Given instruction >> Identify the lines that contain the string "Tính" and copy all of them.

Provided data >>
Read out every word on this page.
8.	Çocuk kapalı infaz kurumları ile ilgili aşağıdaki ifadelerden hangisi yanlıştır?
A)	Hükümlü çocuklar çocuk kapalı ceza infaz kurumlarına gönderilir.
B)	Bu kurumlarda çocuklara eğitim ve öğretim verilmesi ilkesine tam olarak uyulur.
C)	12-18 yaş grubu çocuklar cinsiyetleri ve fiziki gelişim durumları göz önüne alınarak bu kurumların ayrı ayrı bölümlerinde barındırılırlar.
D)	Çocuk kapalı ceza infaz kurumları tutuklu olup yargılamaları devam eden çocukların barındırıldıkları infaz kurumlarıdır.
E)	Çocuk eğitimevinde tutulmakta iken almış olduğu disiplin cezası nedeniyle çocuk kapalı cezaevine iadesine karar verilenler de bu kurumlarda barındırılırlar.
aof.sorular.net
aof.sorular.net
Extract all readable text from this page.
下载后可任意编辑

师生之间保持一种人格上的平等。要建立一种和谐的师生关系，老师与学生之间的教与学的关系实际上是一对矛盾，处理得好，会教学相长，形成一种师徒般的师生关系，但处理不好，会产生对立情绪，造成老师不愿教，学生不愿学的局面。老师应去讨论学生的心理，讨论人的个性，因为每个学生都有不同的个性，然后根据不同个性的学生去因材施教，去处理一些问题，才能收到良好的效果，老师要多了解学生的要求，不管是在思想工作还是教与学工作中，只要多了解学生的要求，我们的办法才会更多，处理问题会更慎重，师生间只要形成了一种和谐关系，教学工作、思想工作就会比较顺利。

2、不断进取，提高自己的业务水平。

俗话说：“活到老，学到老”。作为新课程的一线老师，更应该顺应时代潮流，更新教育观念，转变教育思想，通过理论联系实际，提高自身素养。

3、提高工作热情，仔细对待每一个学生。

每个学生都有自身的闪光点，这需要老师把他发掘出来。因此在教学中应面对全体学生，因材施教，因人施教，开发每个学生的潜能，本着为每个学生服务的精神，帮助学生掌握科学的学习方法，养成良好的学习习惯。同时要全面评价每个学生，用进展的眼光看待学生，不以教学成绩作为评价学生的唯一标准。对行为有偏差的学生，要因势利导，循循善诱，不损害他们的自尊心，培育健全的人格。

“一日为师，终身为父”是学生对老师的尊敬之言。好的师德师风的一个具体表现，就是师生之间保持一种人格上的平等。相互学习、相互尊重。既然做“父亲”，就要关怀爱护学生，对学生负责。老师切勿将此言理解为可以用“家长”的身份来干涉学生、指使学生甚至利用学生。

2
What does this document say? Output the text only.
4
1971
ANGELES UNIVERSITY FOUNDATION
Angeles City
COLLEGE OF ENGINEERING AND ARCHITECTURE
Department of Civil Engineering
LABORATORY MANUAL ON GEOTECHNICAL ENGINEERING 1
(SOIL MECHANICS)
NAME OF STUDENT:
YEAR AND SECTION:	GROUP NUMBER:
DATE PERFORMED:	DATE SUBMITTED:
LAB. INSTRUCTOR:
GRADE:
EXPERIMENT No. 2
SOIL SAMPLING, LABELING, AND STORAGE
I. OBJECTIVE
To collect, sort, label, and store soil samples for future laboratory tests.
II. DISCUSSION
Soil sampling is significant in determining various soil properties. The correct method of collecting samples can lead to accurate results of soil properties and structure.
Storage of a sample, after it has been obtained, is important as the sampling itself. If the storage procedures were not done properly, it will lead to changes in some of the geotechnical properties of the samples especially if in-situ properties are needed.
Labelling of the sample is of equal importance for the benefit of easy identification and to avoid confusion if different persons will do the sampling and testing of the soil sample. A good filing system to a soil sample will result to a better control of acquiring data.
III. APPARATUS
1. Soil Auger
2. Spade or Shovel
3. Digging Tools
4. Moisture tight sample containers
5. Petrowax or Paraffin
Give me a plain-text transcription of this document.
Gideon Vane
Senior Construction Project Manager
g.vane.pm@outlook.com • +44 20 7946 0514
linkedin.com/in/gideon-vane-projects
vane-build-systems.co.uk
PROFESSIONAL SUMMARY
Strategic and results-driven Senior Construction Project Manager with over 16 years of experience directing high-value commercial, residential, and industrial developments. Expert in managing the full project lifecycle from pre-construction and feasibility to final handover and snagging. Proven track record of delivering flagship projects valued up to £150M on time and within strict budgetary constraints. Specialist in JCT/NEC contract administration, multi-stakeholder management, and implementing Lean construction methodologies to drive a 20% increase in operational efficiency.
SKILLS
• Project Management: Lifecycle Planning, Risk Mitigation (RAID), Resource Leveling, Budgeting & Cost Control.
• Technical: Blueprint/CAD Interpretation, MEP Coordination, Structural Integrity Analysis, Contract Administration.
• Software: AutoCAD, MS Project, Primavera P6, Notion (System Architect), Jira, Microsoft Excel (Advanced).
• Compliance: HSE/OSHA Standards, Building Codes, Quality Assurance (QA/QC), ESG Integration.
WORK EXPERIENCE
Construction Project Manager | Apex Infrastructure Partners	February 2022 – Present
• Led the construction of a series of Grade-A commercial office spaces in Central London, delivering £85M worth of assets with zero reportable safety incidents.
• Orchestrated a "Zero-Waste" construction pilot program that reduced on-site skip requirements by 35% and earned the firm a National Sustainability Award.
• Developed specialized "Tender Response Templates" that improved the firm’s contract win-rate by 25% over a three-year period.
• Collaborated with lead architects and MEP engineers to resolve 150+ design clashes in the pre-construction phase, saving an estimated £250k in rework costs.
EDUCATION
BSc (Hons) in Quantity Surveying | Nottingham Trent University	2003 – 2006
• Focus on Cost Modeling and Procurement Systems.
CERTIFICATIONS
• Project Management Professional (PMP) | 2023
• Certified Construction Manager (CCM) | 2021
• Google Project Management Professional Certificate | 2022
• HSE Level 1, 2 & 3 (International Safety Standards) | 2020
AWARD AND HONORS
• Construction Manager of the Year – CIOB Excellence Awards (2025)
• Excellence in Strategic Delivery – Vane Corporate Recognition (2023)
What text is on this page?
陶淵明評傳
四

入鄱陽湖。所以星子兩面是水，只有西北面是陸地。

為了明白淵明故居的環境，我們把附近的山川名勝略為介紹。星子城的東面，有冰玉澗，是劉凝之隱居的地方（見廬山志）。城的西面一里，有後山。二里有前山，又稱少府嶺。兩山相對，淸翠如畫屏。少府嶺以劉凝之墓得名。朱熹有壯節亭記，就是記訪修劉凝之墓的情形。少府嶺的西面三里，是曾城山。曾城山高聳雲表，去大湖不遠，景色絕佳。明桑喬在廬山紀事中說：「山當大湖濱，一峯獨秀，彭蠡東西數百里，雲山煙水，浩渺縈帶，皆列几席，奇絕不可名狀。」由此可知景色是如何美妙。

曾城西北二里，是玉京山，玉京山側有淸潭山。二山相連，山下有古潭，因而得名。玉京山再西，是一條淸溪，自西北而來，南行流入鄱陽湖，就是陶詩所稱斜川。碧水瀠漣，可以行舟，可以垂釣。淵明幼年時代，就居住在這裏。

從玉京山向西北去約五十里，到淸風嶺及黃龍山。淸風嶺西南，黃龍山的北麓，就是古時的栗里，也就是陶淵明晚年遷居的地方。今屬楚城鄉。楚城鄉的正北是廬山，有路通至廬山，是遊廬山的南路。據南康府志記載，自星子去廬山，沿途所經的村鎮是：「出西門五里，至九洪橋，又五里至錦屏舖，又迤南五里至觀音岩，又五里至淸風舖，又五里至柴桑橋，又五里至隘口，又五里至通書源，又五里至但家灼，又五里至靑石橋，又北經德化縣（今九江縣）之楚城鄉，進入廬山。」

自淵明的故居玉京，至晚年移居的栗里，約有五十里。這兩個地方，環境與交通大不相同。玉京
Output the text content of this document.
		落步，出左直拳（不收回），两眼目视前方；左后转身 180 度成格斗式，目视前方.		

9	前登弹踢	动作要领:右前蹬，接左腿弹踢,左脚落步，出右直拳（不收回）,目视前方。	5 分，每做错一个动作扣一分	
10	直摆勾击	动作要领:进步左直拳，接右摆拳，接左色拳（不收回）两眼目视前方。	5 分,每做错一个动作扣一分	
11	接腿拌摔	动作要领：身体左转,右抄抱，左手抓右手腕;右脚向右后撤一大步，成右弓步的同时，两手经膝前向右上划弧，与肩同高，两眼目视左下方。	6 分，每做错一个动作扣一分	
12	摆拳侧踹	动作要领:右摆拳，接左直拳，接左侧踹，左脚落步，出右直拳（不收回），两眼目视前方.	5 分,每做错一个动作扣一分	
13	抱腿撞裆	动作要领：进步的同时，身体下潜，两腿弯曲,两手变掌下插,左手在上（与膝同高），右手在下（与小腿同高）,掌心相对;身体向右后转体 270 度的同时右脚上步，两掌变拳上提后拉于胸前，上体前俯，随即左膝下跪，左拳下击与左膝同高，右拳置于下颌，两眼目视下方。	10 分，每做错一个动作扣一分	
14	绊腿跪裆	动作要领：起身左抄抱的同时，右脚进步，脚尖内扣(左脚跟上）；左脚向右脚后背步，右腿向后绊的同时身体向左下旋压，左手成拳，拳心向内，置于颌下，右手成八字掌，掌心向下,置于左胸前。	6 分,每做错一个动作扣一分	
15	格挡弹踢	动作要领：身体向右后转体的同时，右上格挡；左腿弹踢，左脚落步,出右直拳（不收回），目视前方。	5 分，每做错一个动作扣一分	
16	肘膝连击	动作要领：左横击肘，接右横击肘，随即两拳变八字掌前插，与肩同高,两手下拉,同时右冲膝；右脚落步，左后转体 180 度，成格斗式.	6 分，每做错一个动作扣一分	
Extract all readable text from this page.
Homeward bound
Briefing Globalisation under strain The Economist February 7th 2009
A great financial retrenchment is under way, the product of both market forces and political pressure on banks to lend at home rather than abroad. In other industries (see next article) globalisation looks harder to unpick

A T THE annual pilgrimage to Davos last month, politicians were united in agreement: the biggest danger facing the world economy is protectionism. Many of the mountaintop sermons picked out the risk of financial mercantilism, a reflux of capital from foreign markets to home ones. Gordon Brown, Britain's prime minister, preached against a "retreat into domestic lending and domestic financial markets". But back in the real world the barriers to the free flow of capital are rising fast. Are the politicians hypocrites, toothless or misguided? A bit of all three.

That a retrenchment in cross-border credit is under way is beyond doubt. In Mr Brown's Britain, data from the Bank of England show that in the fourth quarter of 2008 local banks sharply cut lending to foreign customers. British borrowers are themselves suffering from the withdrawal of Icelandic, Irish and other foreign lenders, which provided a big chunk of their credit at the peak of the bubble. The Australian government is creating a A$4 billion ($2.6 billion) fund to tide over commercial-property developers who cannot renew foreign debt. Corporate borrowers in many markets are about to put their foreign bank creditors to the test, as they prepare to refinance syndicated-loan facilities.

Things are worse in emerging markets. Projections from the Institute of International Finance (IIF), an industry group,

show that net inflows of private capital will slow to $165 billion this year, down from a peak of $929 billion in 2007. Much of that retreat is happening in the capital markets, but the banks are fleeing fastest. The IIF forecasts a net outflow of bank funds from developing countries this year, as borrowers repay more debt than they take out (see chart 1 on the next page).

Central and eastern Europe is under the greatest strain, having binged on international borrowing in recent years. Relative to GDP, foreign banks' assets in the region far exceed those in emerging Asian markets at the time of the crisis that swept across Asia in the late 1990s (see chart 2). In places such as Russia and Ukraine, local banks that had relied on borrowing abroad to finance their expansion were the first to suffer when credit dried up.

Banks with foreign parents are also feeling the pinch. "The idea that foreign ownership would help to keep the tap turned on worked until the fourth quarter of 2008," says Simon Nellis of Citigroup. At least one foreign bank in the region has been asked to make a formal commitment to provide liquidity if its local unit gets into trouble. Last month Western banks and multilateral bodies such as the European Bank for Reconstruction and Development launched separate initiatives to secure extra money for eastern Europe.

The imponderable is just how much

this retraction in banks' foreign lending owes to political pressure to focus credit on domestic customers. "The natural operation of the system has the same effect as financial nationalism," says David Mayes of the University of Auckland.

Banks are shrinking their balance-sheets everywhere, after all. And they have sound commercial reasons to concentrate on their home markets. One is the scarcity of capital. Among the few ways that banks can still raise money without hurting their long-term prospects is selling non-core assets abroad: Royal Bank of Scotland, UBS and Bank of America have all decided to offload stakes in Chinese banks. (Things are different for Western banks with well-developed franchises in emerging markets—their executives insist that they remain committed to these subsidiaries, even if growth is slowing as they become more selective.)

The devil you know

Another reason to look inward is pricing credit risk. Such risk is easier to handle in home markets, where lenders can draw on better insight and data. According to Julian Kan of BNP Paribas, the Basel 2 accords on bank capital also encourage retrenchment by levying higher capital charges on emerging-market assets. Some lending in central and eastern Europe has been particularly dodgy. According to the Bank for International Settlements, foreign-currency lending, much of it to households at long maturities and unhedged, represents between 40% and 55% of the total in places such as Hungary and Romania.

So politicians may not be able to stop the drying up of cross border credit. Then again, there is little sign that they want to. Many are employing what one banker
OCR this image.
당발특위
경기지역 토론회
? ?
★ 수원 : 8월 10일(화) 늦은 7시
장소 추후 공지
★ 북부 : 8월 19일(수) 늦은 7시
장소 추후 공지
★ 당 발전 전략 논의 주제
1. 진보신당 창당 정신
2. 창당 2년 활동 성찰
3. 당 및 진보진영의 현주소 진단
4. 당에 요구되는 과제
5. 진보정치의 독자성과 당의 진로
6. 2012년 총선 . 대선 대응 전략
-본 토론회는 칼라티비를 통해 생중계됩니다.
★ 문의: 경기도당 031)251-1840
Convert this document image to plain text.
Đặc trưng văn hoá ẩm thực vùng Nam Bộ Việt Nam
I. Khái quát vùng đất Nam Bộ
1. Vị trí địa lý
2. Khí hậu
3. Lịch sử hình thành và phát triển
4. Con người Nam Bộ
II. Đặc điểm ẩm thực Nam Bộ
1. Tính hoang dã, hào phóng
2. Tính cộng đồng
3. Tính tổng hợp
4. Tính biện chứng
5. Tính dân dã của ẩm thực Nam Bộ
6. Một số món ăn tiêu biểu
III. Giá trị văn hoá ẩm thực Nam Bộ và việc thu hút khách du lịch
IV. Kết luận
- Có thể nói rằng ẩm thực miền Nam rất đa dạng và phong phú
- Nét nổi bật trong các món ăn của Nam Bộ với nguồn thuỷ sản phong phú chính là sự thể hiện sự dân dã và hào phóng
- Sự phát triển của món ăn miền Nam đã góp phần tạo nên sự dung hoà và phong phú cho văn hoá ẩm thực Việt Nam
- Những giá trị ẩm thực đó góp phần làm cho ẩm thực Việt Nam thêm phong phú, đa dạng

Exercise result >>
1. Tính hoang dã, hào phóng
2. Tính cộng đồng
3. Tính tổng hợp
4. Tính biện chứng
5. Tính dân dã của ẩm thực Nam Bộ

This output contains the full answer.